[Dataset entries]
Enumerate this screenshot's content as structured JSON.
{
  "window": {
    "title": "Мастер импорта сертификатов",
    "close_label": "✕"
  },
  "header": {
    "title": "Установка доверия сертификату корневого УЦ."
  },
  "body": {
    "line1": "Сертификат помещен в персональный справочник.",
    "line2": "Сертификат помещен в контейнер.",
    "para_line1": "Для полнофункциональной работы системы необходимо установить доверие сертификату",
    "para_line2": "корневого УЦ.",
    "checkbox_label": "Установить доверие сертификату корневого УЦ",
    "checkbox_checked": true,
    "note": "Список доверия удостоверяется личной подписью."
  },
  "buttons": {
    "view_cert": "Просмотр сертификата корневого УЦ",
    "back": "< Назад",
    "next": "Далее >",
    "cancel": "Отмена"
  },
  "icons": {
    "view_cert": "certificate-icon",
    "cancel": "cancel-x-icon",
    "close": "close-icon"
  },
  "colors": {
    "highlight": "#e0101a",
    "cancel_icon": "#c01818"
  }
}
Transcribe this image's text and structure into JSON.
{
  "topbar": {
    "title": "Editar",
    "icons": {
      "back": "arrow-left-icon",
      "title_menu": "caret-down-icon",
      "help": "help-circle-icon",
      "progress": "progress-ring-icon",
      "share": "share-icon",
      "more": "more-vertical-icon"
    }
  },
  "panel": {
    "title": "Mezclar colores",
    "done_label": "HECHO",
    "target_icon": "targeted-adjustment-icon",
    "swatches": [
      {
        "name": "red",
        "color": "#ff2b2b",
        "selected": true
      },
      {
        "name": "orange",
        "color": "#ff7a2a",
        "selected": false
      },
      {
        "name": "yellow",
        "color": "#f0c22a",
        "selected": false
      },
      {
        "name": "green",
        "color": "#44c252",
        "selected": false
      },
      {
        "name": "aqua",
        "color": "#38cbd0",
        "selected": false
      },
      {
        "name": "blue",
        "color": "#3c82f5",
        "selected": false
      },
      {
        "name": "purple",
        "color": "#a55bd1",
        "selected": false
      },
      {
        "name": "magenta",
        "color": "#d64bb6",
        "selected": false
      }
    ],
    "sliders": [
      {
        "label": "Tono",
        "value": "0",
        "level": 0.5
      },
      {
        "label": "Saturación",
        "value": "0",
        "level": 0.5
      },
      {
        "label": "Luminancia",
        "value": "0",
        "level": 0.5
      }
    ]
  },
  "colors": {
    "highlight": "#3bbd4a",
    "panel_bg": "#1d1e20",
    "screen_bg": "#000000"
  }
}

GIVEN INSTRUCTION: Using the data above, return each line exactly as written.

SOLUTION FOR THIS EXERCISE:
Enumerate this screenshot's content as structured JSON.
{
  "window": {
    "title": "Мастер импорта сертификатов",
    "close_label": "✕"
  },
  "header": {
    "title": "Установка доверия сертификату корневого УЦ."
  },
  "body": {
    "line1": "Сертификат помещен в персональный справочник.",
    "line2": "Сертификат помещен в контейнер.",
    "para_line1": "Для полнофункциональной работы системы необходимо установить доверие сертификату",
    "para_line2": "корневого УЦ.",
    "checkbox_label": "Установить доверие сертификату корневого УЦ",
    "checkbox_checked": true,
    "note": "Список доверия удостоверяется личной подписью."
  },
  "buttons": {
    "view_cert": "Просмотр сертификата корневого УЦ",
    "back": "< Назад",
    "next": "Далее >",
    "cancel": "Отмена"
  },
  "icons": {
    "view_cert": "certificate-icon",
    "cancel": "cancel-x-icon",
    "close": "close-icon"
  },
  "colors": {
    "highlight": "#e0101a",
    "cancel_icon": "#c01818"
  }
}
Transcribe this image's text and structure into JSON.
{
  "topbar": {
    "title": "Editar",
    "icons": {
      "back": "arrow-left-icon",
      "title_menu": "caret-down-icon",
      "help": "help-circle-icon",
      "progress": "progress-ring-icon",
      "share": "share-icon",
      "more": "more-vertical-icon"
    }
  },
  "panel": {
    "title": "Mezclar colores",
    "done_label": "HECHO",
    "target_icon": "targeted-adjustment-icon",
    "swatches": [
      {
        "name": "red",
        "color": "#ff2b2b",
        "selected": true
      },
      {
        "name": "orange",
        "color": "#ff7a2a",
        "selected": false
      },
      {
        "name": "yellow",
        "color": "#f0c22a",
        "selected": false
      },
      {
        "name": "green",
        "color": "#44c252",
        "selected": false
      },
      {
        "name": "aqua",
        "color": "#38cbd0",
        "selected": false
      },
      {
        "name": "blue",
        "color": "#3c82f5",
        "selected": false
      },
      {
        "name": "purple",
        "color": "#a55bd1",
        "selected": false
      },
      {
        "name": "magenta",
        "color": "#d64bb6",
        "selected": false
      }
    ],
    "sliders": [
      {
        "label": "Tono",
        "value": "0",
        "level": 0.5
      },
      {
        "label": "Saturación",
        "value": "0",
        "level": 0.5
      },
      {
        "label": "Luminancia",
        "value": "0",
        "level": 0.5
      }
    ]
  },
  "colors": {
    "highlight": "#3bbd4a",
    "panel_bg": "#1d1e20",
    "screen_bg": "#000000"
  }
}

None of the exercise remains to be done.